TASK INSTRUCTIONS → Go through the entries one line at a time, and gather every line that has the word "content".

Collected data entries
+ + + +
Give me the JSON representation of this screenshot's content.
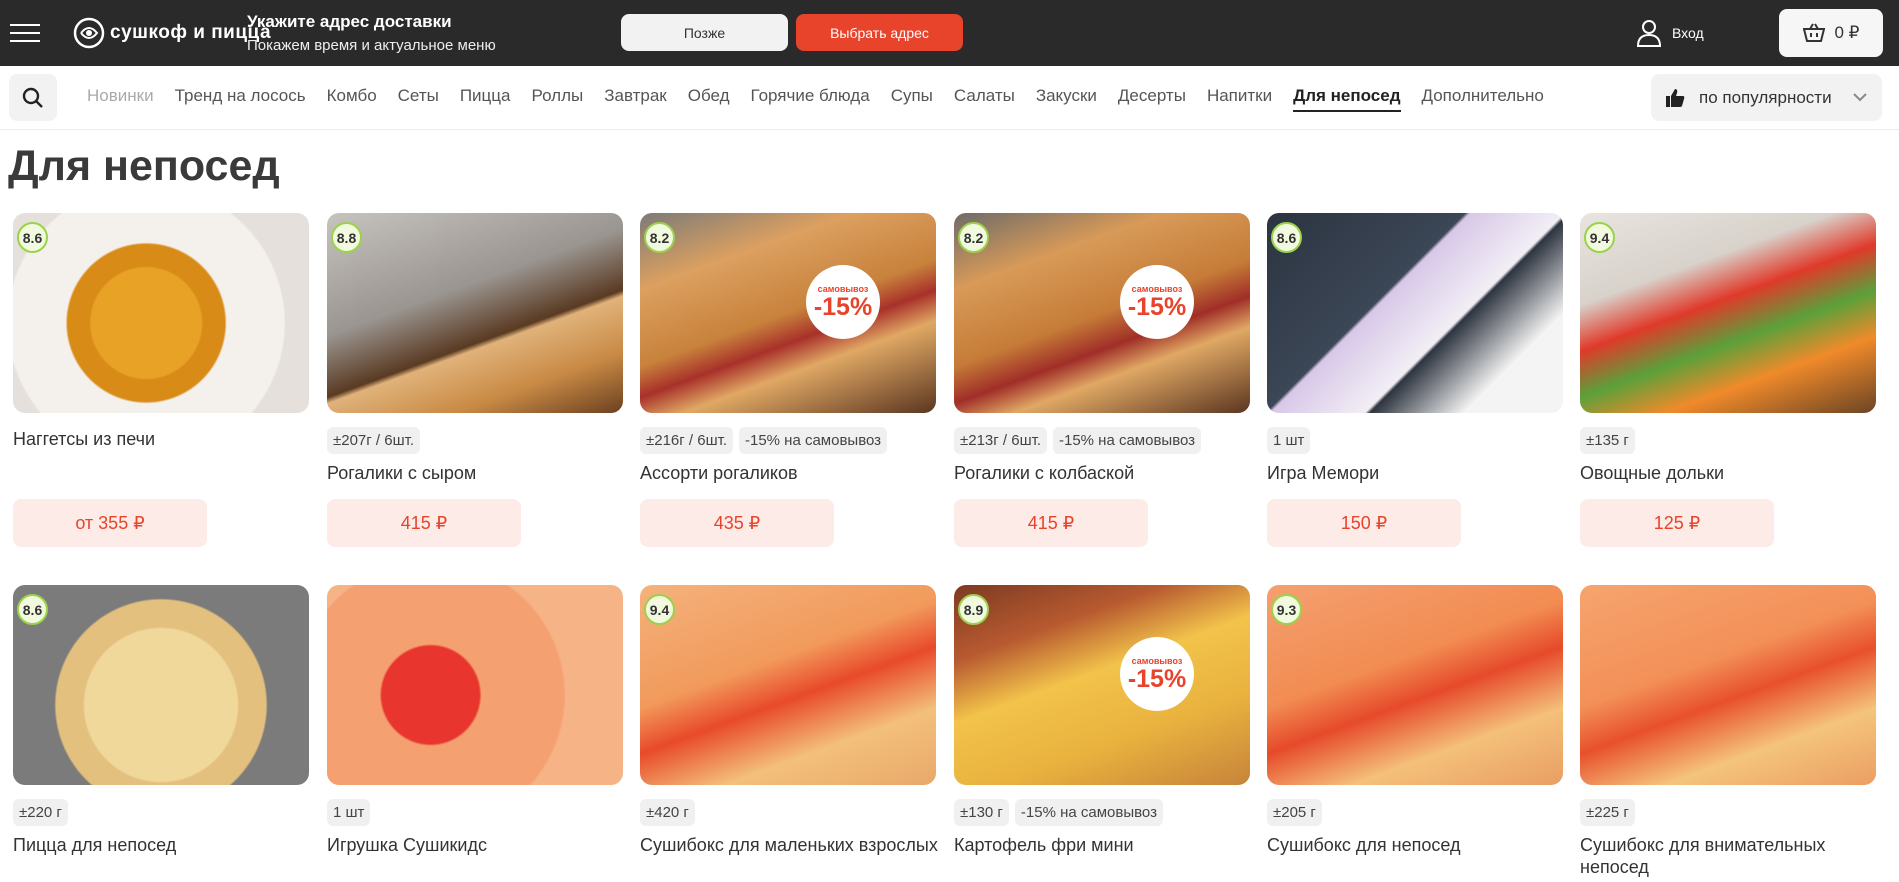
{
  "header": {
    "logo_text": "сушкоф и пицца",
    "address_title": "Укажите адрес доставки",
    "address_subtitle": "Покажем время и актуальное меню",
    "later_label": "Позже",
    "choose_address_label": "Выбрать адрес",
    "login_label": "Вход",
    "cart_total": "0 ₽"
  },
  "nav": {
    "categories": [
      "Новинки",
      "Тренд на лосось",
      "Комбо",
      "Сеты",
      "Пицца",
      "Роллы",
      "Завтрак",
      "Обед",
      "Горячие блюда",
      "Супы",
      "Салаты",
      "Закуски",
      "Десерты",
      "Напитки",
      "Для непосед",
      "Дополнительно"
    ],
    "active_category": "Для непосед",
    "sort_label": "по популярности"
  },
  "page_title": "Для непосед",
  "products": [
    {
      "name": "Наггетсы из печи",
      "rating": "8.6",
      "tags": [],
      "price": "от 355 ₽",
      "promo": null
    },
    {
      "name": "Рогалики с сыром",
      "rating": "8.8",
      "tags": [
        "±207г / 6шт."
      ],
      "price": "415 ₽",
      "promo": null
    },
    {
      "name": "Ассорти рогаликов",
      "rating": "8.2",
      "tags": [
        "±216г / 6шт.",
        "-15% на самовывоз"
      ],
      "price": "435 ₽",
      "promo": {
        "top": "самовывоз",
        "value": "-15%"
      }
    },
    {
      "name": "Рогалики с колбаской",
      "rating": "8.2",
      "tags": [
        "±213г / 6шт.",
        "-15% на самовывоз"
      ],
      "price": "415 ₽",
      "promo": {
        "top": "самовывоз",
        "value": "-15%"
      }
    },
    {
      "name": "Игра Мемори",
      "rating": "8.6",
      "tags": [
        "1 шт"
      ],
      "price": "150 ₽",
      "promo": null
    },
    {
      "name": "Овощные дольки",
      "rating": "9.4",
      "tags": [
        "±135 г"
      ],
      "price": "125 ₽",
      "promo": null
    },
    {
      "name": "Пицца для непосед",
      "rating": "8.6",
      "tags": [
        "±220 г"
      ],
      "price": null,
      "promo": null
    },
    {
      "name": "Игрушка Сушикидс",
      "rating": null,
      "tags": [
        "1 шт"
      ],
      "price": null,
      "promo": null
    },
    {
      "name": "Сушибокс для маленьких взрослых",
      "rating": "9.4",
      "tags": [
        "±420 г"
      ],
      "price": null,
      "promo": null
    },
    {
      "name": "Картофель фри мини",
      "rating": "8.9",
      "tags": [
        "±130 г",
        "-15% на самовывоз"
      ],
      "price": null,
      "promo": {
        "top": "самовывоз",
        "value": "-15%"
      }
    },
    {
      "name": "Сушибокс для непосед",
      "rating": "9.3",
      "tags": [
        "±205 г"
      ],
      "price": null,
      "promo": null
    },
    {
      "name": "Сушибокс для внимательных непосед",
      "rating": null,
      "tags": [
        "±225 г"
      ],
      "price": null,
      "promo": null
    }
  ],
  "colors": {
    "accent": "#e8432b",
    "header_bg": "#2a2a2a",
    "rating_border": "#9bd14b",
    "price_bg": "#fdebe7"
  },
  "icons": [
    "menu-icon",
    "user-icon",
    "cart-icon",
    "search-icon",
    "thumbs-up-icon",
    "chevron-down-icon"
  ]
}
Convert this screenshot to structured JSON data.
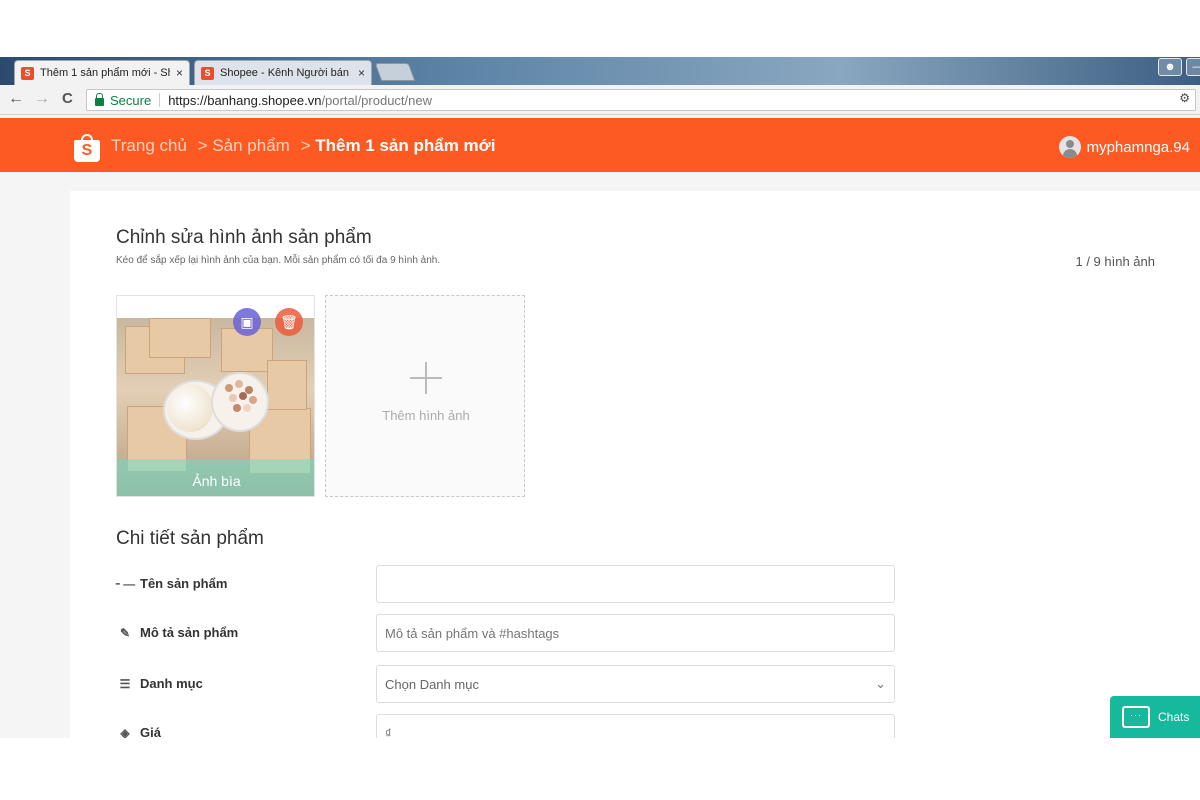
{
  "browser": {
    "tabs": [
      {
        "title": "Thêm 1 sản phẩm mới - Shopee",
        "close": "×",
        "favicon": "S"
      },
      {
        "title": "Shopee - Kênh Người bán",
        "close": "×",
        "favicon": "S"
      }
    ],
    "nav": {
      "back": "←",
      "forward": "→",
      "reload": "C"
    },
    "secure_label": "Secure",
    "url_host": "https://banhang.shopee.vn",
    "url_path": "/portal/product/new",
    "extension_icon": "puzzle-icon"
  },
  "header": {
    "logo_letter": "S",
    "breadcrumb": {
      "home": "Trang chủ",
      "sep1": ">",
      "products": "Sản phẩm",
      "sep2": ">",
      "current": "Thêm 1 sản phẩm mới"
    },
    "username": "myphamnga.94"
  },
  "images_section": {
    "title": "Chỉnh sửa hình ảnh sản phẩm",
    "subtitle": "Kéo để sắp xếp lại hình ảnh của bạn. Mỗi sản phẩm có tối đa 9 hình ảnh.",
    "count": "1 / 9 hình ảnh",
    "cover_label": "Ảnh bìa",
    "add_label": "Thêm hình ảnh"
  },
  "details_section": {
    "title": "Chi tiết sản phẩm",
    "fields": {
      "name": {
        "label": "Tên sản phẩm",
        "value": "",
        "placeholder": ""
      },
      "description": {
        "label": "Mô tả sản phẩm",
        "placeholder": "Mô tả sản phẩm và #hashtags"
      },
      "category": {
        "label": "Danh mục",
        "value": "Chọn Danh mục"
      },
      "price": {
        "label": "Giá",
        "placeholder": "₫"
      }
    }
  },
  "chat": {
    "label": "Chats"
  },
  "colors": {
    "shopee_orange": "#fc5a22",
    "chat_green": "#16b99c"
  }
}
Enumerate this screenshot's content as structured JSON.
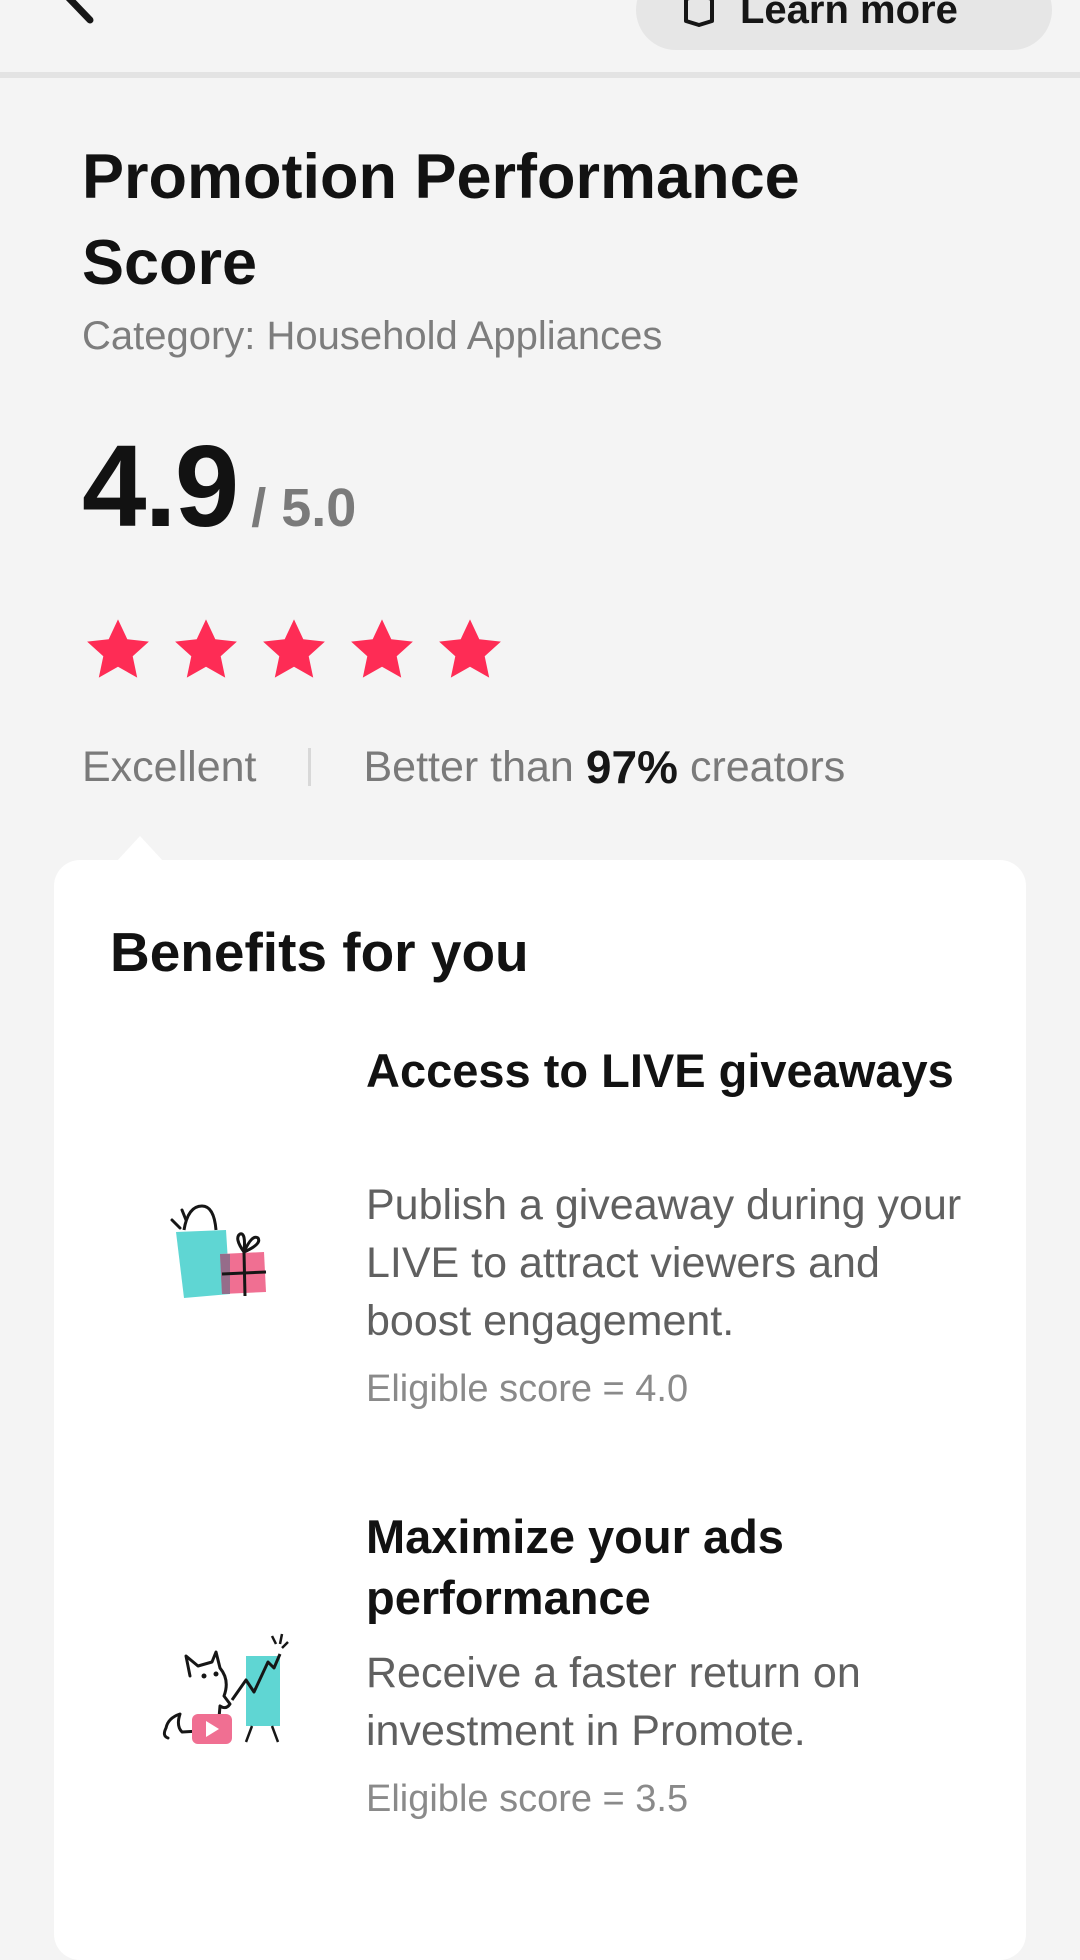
{
  "header": {
    "learn_more_label": "Learn more"
  },
  "page": {
    "title": "Promotion Performance Score",
    "category": "Category: Household Appliances"
  },
  "score": {
    "value": "4.9",
    "max": "/ 5.0",
    "stars_filled": 5,
    "stars_total": 5,
    "star_color": "#fe2c55"
  },
  "rating": {
    "label": "Excellent",
    "better_prefix": "Better than",
    "better_percent": "97%",
    "better_suffix": "creators"
  },
  "benefits": {
    "title": "Benefits for you",
    "items": [
      {
        "title": "Access to LIVE giveaways",
        "description": "Publish a giveaway during your LIVE to attract viewers and boost engagement.",
        "eligibility": "Eligible score = 4.0",
        "icon": "shopping-bag-gift-icon"
      },
      {
        "title": "Maximize your ads performance",
        "description": "Receive a faster return on investment in Promote.",
        "eligibility": "Eligible score = 3.5",
        "icon": "dog-chart-presentation-icon"
      }
    ]
  },
  "colors": {
    "accent": "#fe2c55",
    "teal": "#5fd6d3",
    "pink": "#f06f92"
  }
}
+ + + +
ANSWER TO THE PROBLEM →
Give me the JSON representation of this screenshot's content.
Enumerate this screenshot's content as structured JSON.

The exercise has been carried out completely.